§ Directive: From the records, pick out and copy each line containing "xlabel".

§ Material for this task:

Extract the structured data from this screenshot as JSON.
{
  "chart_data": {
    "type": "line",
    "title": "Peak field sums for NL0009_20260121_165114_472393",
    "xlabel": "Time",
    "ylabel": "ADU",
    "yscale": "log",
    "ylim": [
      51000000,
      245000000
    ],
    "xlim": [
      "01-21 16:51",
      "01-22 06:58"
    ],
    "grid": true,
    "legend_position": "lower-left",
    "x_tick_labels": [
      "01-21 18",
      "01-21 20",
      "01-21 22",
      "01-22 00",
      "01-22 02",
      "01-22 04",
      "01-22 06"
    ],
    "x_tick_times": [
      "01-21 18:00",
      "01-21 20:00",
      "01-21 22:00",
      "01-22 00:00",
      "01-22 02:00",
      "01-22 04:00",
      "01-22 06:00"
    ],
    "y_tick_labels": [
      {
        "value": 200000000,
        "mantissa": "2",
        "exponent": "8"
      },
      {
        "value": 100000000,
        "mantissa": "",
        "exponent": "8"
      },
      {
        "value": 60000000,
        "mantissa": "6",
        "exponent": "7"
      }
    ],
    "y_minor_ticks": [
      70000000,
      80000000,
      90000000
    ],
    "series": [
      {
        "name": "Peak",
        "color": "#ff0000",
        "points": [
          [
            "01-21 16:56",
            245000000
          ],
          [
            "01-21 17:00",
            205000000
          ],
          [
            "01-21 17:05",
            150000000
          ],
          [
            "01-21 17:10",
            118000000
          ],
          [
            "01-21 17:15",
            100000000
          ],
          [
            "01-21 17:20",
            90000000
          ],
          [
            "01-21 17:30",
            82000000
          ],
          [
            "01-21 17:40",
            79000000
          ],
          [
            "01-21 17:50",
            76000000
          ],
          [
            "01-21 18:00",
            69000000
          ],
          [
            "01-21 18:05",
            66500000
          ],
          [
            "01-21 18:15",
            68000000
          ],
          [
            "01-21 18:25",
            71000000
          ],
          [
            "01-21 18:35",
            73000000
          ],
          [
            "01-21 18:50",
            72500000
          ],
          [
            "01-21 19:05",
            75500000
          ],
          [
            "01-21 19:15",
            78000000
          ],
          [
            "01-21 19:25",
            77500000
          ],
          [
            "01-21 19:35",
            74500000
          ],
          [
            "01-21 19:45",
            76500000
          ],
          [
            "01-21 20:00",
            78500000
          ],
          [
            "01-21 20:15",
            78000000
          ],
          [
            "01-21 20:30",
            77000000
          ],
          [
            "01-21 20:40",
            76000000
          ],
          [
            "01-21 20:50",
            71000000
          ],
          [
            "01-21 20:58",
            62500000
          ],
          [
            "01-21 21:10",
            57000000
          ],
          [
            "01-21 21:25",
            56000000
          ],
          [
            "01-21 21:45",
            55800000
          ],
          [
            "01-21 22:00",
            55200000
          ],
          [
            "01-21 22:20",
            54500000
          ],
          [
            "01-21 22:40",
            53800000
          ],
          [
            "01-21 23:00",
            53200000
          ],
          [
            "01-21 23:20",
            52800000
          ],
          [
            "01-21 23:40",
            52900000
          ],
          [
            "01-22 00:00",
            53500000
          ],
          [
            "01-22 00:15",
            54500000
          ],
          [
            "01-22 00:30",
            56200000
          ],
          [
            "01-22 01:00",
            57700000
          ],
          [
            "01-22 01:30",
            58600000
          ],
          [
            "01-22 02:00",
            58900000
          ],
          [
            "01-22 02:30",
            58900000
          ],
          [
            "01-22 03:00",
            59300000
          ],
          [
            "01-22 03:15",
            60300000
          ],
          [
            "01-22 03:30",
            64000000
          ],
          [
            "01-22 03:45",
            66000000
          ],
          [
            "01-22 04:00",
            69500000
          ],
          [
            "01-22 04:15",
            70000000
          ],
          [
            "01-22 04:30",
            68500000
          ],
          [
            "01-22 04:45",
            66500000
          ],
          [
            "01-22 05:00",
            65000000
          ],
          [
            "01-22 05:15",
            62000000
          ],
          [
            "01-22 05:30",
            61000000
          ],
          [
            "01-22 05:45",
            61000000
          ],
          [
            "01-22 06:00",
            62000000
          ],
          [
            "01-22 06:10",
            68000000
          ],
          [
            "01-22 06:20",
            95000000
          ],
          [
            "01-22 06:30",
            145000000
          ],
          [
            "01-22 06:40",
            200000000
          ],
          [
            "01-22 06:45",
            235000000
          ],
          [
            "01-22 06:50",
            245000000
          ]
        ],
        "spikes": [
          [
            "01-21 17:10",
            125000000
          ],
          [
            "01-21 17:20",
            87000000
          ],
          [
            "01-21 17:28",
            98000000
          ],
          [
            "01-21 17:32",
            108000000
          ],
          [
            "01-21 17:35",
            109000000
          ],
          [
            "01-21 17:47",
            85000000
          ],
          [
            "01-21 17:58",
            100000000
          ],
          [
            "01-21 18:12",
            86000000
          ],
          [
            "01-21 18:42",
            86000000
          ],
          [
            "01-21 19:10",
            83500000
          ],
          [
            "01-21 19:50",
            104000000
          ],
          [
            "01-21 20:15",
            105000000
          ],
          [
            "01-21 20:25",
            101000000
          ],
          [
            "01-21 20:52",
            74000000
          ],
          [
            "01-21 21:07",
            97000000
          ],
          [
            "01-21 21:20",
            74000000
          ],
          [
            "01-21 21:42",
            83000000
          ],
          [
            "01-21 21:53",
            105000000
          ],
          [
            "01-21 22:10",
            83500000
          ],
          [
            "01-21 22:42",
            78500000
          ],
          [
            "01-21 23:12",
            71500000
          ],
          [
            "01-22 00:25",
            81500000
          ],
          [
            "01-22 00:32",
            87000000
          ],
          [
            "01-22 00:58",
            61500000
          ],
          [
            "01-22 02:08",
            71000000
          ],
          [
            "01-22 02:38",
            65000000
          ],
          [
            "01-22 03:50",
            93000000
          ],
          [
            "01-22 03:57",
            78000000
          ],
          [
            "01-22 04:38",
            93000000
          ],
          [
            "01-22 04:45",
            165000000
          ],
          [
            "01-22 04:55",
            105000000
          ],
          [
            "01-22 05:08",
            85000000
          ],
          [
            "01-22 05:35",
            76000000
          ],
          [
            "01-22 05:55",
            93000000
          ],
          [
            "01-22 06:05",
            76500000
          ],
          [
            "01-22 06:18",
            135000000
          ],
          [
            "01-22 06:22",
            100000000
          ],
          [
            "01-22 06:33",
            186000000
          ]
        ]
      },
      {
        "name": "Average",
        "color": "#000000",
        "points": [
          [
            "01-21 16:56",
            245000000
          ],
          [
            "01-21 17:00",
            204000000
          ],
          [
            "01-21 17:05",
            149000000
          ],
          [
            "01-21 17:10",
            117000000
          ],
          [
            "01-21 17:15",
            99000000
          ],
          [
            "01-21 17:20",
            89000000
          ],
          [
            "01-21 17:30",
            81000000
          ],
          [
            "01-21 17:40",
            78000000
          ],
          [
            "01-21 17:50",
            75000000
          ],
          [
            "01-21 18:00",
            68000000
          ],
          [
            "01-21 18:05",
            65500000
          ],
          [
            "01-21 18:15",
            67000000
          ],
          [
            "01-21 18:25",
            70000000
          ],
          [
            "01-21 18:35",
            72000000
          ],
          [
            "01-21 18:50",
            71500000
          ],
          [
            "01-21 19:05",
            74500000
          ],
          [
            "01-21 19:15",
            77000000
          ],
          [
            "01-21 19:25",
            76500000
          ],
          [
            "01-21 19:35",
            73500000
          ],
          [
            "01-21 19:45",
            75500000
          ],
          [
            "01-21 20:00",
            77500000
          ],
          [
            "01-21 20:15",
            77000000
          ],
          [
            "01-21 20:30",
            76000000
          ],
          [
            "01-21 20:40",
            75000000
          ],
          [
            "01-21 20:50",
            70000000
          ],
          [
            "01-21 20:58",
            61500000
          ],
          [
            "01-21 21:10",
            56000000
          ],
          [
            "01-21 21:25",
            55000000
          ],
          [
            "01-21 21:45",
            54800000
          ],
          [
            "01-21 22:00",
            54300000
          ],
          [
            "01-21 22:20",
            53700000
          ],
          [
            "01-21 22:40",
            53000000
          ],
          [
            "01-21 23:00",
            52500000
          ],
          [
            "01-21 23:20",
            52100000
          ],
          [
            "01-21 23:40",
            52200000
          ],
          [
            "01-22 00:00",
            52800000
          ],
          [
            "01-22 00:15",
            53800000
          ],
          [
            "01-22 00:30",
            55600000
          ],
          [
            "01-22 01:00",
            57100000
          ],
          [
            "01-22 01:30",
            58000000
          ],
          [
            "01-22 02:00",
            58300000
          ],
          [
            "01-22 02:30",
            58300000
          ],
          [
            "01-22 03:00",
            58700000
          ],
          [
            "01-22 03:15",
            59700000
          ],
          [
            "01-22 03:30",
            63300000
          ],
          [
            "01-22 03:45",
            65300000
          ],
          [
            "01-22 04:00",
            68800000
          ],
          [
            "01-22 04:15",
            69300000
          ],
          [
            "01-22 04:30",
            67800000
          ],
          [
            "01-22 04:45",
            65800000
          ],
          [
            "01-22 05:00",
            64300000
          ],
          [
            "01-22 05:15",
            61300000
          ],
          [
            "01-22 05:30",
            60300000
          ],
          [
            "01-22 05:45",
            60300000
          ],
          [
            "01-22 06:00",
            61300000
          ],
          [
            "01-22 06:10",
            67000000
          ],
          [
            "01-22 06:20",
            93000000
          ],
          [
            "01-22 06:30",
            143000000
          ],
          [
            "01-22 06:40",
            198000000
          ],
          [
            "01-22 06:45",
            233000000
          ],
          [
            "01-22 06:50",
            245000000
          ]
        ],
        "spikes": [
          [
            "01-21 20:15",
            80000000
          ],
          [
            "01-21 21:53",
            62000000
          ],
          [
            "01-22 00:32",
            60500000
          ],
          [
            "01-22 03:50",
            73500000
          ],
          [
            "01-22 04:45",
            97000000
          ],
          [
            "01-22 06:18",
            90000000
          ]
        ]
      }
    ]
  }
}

---

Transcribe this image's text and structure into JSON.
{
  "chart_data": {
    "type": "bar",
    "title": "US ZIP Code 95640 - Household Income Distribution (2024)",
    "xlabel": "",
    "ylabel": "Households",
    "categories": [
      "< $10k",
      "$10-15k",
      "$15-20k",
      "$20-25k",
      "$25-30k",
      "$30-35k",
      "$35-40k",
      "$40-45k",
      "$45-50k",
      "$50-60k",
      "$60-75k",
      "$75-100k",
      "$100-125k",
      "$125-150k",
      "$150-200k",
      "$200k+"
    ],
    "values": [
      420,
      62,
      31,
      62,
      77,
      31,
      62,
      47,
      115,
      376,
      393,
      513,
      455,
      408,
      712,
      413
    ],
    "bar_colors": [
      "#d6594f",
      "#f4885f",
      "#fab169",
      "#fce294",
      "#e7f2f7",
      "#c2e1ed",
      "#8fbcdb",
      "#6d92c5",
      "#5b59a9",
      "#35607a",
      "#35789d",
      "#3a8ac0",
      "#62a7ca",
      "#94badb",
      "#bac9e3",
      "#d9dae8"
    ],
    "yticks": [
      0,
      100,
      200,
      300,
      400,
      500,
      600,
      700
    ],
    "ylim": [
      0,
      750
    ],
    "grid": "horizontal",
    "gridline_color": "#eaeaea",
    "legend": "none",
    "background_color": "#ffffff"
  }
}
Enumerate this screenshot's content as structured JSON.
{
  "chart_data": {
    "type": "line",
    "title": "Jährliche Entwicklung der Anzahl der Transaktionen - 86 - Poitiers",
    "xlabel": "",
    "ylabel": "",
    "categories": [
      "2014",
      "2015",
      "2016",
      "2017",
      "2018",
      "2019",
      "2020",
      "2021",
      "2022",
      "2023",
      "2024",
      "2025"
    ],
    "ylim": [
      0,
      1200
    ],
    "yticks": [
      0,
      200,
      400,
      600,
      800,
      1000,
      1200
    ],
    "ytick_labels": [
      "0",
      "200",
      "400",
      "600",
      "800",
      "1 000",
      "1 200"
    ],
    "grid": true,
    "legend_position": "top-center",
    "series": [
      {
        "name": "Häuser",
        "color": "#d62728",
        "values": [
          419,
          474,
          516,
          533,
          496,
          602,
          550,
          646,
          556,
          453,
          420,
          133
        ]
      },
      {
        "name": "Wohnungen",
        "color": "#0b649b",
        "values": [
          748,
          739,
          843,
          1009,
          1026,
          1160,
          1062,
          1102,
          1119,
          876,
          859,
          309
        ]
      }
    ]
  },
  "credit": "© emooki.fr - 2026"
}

==

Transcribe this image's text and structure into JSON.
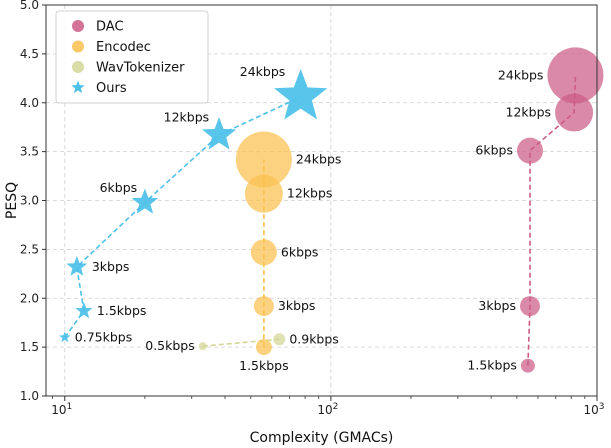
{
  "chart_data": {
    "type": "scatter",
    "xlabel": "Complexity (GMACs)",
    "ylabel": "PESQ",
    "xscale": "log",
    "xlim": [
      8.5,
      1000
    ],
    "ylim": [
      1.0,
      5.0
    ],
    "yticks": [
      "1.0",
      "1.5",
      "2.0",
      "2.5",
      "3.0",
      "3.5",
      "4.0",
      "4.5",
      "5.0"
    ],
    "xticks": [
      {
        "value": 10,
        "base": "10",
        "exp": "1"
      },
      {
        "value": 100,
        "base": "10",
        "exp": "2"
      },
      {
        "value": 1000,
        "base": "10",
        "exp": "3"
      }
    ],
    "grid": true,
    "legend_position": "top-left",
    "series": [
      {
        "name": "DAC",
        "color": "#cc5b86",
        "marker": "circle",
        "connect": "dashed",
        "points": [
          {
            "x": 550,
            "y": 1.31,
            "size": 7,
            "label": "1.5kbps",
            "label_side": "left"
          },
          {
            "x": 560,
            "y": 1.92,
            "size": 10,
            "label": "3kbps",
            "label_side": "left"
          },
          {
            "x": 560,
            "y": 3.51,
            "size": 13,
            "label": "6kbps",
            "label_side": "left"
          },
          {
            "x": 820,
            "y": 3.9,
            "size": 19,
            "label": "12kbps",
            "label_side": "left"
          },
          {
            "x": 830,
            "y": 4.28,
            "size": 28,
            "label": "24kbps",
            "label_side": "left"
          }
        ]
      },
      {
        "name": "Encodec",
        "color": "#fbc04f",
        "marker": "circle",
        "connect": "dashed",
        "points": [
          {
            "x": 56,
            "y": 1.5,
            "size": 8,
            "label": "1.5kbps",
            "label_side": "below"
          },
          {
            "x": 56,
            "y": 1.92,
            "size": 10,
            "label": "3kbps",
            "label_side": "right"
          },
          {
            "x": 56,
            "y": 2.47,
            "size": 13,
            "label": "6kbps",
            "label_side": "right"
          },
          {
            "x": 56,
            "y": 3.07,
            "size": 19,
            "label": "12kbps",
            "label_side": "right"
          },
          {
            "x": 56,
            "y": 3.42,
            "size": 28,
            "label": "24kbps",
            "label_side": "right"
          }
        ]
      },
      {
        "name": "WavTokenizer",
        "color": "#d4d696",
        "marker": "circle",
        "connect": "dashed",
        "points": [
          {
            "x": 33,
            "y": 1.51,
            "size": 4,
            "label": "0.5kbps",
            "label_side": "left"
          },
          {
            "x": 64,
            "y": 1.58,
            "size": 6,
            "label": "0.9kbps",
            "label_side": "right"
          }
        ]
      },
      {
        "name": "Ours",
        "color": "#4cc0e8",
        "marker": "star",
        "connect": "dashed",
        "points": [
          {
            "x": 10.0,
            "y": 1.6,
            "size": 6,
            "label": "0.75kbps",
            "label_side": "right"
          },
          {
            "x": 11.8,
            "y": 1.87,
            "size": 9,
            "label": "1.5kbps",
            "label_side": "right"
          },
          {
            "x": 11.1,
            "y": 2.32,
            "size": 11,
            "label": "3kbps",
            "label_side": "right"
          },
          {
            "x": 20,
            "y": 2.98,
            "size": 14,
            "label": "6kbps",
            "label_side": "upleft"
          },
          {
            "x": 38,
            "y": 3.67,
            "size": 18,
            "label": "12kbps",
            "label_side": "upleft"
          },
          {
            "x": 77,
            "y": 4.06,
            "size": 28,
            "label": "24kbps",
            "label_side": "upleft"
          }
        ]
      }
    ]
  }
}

§ Solution to this problem:
    "xlabel": "Time",
    "xlabel": "",
    "xlabel": "",
    "xlabel": "Complexity (GMACs)",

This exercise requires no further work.